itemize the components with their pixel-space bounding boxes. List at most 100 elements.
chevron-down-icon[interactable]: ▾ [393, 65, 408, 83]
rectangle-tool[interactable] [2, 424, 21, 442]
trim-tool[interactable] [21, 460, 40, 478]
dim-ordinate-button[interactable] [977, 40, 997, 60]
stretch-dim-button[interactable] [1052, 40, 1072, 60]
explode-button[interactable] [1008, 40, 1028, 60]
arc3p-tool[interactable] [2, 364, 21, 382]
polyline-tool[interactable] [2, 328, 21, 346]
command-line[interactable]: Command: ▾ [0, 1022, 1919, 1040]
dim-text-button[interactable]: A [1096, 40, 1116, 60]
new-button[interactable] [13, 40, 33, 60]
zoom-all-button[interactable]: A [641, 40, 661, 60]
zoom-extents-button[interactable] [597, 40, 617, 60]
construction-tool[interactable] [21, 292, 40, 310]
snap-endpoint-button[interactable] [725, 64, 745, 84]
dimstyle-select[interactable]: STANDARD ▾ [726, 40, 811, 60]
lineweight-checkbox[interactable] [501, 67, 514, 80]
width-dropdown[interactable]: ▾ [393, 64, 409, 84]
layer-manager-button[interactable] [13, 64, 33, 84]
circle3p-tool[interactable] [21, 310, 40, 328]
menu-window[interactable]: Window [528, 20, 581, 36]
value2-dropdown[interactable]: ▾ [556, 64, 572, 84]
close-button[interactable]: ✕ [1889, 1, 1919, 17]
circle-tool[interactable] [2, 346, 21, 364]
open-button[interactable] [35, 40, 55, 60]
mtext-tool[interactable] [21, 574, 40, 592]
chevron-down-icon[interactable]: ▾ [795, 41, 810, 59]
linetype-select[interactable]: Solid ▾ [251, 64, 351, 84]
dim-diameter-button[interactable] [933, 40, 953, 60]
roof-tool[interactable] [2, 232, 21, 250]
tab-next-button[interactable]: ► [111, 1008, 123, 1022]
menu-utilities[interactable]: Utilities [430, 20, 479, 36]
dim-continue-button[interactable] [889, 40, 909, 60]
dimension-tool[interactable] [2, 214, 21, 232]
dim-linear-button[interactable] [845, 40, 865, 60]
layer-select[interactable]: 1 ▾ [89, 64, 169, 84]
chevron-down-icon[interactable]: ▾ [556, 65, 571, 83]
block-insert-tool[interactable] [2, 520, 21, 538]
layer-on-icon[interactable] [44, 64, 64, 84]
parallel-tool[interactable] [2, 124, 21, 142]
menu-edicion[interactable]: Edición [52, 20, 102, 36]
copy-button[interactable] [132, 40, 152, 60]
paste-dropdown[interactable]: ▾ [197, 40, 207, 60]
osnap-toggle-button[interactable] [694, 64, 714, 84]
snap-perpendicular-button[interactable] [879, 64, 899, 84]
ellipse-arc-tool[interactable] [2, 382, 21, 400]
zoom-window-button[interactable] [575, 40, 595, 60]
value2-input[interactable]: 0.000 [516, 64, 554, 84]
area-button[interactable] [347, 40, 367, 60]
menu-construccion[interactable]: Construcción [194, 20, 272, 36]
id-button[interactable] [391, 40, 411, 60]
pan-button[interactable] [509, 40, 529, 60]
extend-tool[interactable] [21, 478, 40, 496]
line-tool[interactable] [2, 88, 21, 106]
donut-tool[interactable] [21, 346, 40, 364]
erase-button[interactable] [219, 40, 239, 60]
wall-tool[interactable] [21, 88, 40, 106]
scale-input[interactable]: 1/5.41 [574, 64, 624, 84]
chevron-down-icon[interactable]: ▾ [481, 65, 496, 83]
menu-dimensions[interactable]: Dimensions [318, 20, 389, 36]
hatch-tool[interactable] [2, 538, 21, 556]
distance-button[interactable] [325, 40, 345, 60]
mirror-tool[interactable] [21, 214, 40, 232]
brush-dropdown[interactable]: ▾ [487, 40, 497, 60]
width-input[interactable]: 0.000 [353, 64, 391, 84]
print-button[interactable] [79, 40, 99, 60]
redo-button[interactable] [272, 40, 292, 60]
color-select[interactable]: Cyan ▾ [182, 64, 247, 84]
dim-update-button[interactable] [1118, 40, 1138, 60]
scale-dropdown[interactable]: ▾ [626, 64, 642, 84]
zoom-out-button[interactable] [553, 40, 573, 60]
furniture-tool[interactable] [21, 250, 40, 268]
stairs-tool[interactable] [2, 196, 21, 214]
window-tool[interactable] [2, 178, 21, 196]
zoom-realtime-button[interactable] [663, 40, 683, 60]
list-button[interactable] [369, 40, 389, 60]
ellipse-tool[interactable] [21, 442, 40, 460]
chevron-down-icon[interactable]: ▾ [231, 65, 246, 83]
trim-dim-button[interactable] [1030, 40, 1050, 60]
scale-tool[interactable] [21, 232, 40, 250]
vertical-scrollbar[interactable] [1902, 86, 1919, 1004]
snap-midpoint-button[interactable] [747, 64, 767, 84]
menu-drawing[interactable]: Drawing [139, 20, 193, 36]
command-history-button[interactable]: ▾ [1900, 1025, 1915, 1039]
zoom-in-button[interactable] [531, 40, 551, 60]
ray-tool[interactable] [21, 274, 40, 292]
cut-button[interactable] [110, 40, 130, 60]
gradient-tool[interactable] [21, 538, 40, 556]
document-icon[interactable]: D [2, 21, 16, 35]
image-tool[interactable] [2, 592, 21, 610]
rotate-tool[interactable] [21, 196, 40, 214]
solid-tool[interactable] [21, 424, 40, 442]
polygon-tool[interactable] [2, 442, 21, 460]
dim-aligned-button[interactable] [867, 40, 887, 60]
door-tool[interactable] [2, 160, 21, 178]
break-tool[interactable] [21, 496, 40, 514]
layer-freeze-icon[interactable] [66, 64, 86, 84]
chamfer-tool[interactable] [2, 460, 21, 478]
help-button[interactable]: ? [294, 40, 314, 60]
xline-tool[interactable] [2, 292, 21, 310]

==========

_TO BE DONE:_ Can you recast every line of the listing above as a JSON list of strings, one string per line, with blank lines left out?

_TASK SOLUTION:_
[
  "itemize the components with their pixel-space bounding boxes. List at most 100 elements.",
  "chevron-down-icon[interactable]: ▾ [393, 65, 408, 83]",
  "rectangle-tool[interactable] [2, 424, 21, 442]",
  "trim-tool[interactable] [21, 460, 40, 478]",
  "dim-ordinate-button[interactable] [977, 40, 997, 60]",
  "stretch-dim-button[interactable] [1052, 40, 1072, 60]",
  "explode-button[interactable] [1008, 40, 1028, 60]",
  "arc3p-tool[interactable] [2, 364, 21, 382]",
  "polyline-tool[interactable] [2, 328, 21, 346]",
  "command-line[interactable]: Command: ▾ [0, 1022, 1919, 1040]",
  "dim-text-button[interactable]: A [1096, 40, 1116, 60]",
  "new-button[interactable] [13, 40, 33, 60]",
  "zoom-all-button[interactable]: A [641, 40, 661, 60]",
  "zoom-extents-button[interactable] [597, 40, 617, 60]",
  "construction-tool[interactable] [21, 292, 40, 310]",
  "snap-endpoint-button[interactable] [725, 64, 745, 84]",
  "dimstyle-select[interactable]: STANDARD ▾ [726, 40, 811, 60]",
  "lineweight-checkbox[interactable] [501, 67, 514, 80]",
  "width-dropdown[interactable]: ▾ [393, 64, 409, 84]",
  "layer-manager-button[interactable] [13, 64, 33, 84]",
  "circle3p-tool[interactable] [21, 310, 40, 328]",
  "menu-window[interactable]: Window [528, 20, 581, 36]",
  "value2-dropdown[interactable]: ▾ [556, 64, 572, 84]",
  "close-button[interactable]: ✕ [1889, 1, 1919, 17]",
  "circle-tool[interactable] [2, 346, 21, 364]",
  "open-button[interactable] [35, 40, 55, 60]",
  "mtext-tool[interactable] [21, 574, 40, 592]",
  "chevron-down-icon[interactable]: ▾ [795, 41, 810, 59]",
  "linetype-select[interactable]: Solid ▾ [251, 64, 351, 84]",
  "dim-diameter-button[interactable] [933, 40, 953, 60]",
  "roof-tool[interactable] [2, 232, 21, 250]",
  "tab-next-button[interactable]: ► [111, 1008, 123, 1022]",
  "menu-utilities[interactable]: Utilities [430, 20, 479, 36]",
  "dim-continue-button[interactable] [889, 40, 909, 60]",
  "dimension-tool[interactable] [2, 214, 21, 232]",
  "dim-linear-button[interactable] [845, 40, 865, 60]",
  "layer-select[interactable]: 1 ▾ [89, 64, 169, 84]",
  "chevron-down-icon[interactable]: ▾ [556, 65, 571, 83]",
  "block-insert-tool[interactable] [2, 520, 21, 538]",
  "layer-on-icon[interactable] [44, 64, 64, 84]",
  "parallel-tool[interactable] [2, 124, 21, 142]",
  "menu-edicion[interactable]: Edición [52, 20, 102, 36]",
  "copy-button[interactable] [132, 40, 152, 60]",
  "paste-dropdown[interactable]: ▾ [197, 40, 207, 60]",
  "osnap-toggle-button[interactable] [694, 64, 714, 84]",
  "snap-perpendicular-button[interactable] [879, 64, 899, 84]",
  "ellipse-arc-tool[interactable] [2, 382, 21, 400]",
  "zoom-window-button[interactable] [575, 40, 595, 60]",
  "value2-input[interactable]: 0.000 [516, 64, 554, 84]",
  "area-button[interactable] [347, 40, 367, 60]",
  "menu-construccion[interactable]: Construcción [194, 20, 272, 36]",
  "id-button[interactable] [391, 40, 411, 60]",
  "pan-button[interactable] [509, 40, 529, 60]",
  "extend-tool[interactable] [21, 478, 40, 496]",
  "line-tool[interactable] [2, 88, 21, 106]",
  "donut-tool[interactable] [21, 346, 40, 364]",
  "erase-button[interactable] [219, 40, 239, 60]",
  "wall-tool[interactable] [21, 88, 40, 106]",
  "scale-input[interactable]: 1/5.41 [574, 64, 624, 84]",
  "chevron-down-icon[interactable]: ▾ [481, 65, 496, 83]",
  "menu-dimensions[interactable]: Dimensions [318, 20, 389, 36]",
  "hatch-tool[interactable] [2, 538, 21, 556]",
  "distance-button[interactable] [325, 40, 345, 60]",
  "mirror-tool[interactable] [21, 214, 40, 232]",
  "brush-dropdown[interactable]: ▾ [487, 40, 497, 60]",
  "width-input[interactable]: 0.000 [353, 64, 391, 84]",
  "print-button[interactable] [79, 40, 99, 60]",
  "redo-button[interactable] [272, 40, 292, 60]",
  "color-select[interactable]: Cyan ▾ [182, 64, 247, 84]",
  "dim-update-button[interactable] [1118, 40, 1138, 60]",
  "scale-dropdown[interactable]: ▾ [626, 64, 642, 84]",
  "zoom-out-button[interactable] [553, 40, 573, 60]",
  "furniture-tool[interactable] [21, 250, 40, 268]",
  "stairs-tool[interactable] [2, 196, 21, 214]",
  "window-tool[interactable] [2, 178, 21, 196]",
  "zoom-realtime-button[interactable] [663, 40, 683, 60]",
  "list-button[interactable] [369, 40, 389, 60]",
  "ellipse-tool[interactable] [21, 442, 40, 460]",
  "chevron-down-icon[interactable]: ▾ [231, 65, 246, 83]",
  "trim-dim-button[interactable] [1030, 40, 1050, 60]",
  "scale-tool[interactable] [21, 232, 40, 250]",
  "vertical-scrollbar[interactable] [1902, 86, 1919, 1004]",
  "snap-midpoint-button[interactable] [747, 64, 767, 84]",
  "menu-drawing[interactable]: Drawing [139, 20, 193, 36]",
  "command-history-button[interactable]: ▾ [1900, 1025, 1915, 1039]",
  "zoom-in-button[interactable] [531, 40, 551, 60]",
  "ray-tool[interactable] [21, 274, 40, 292]",
  "cut-button[interactable] [110, 40, 130, 60]",
  "gradient-tool[interactable] [21, 538, 40, 556]",
  "document-icon[interactable]: D [2, 21, 16, 35]",
  "image-tool[interactable] [2, 592, 21, 610]",
  "rotate-tool[interactable] [21, 196, 40, 214]",
  "solid-tool[interactable] [21, 424, 40, 442]",
  "polygon-tool[interactable] [2, 442, 21, 460]",
  "dim-aligned-button[interactable] [867, 40, 887, 60]",
  "door-tool[interactable] [2, 160, 21, 178]",
  "break-tool[interactable] [21, 496, 40, 514]",
  "layer-freeze-icon[interactable] [66, 64, 86, 84]",
  "chamfer-tool[interactable] [2, 460, 21, 478]",
  "help-button[interactable]: ? [294, 40, 314, 60]",
  "xline-tool[interactable] [2, 292, 21, 310]"
]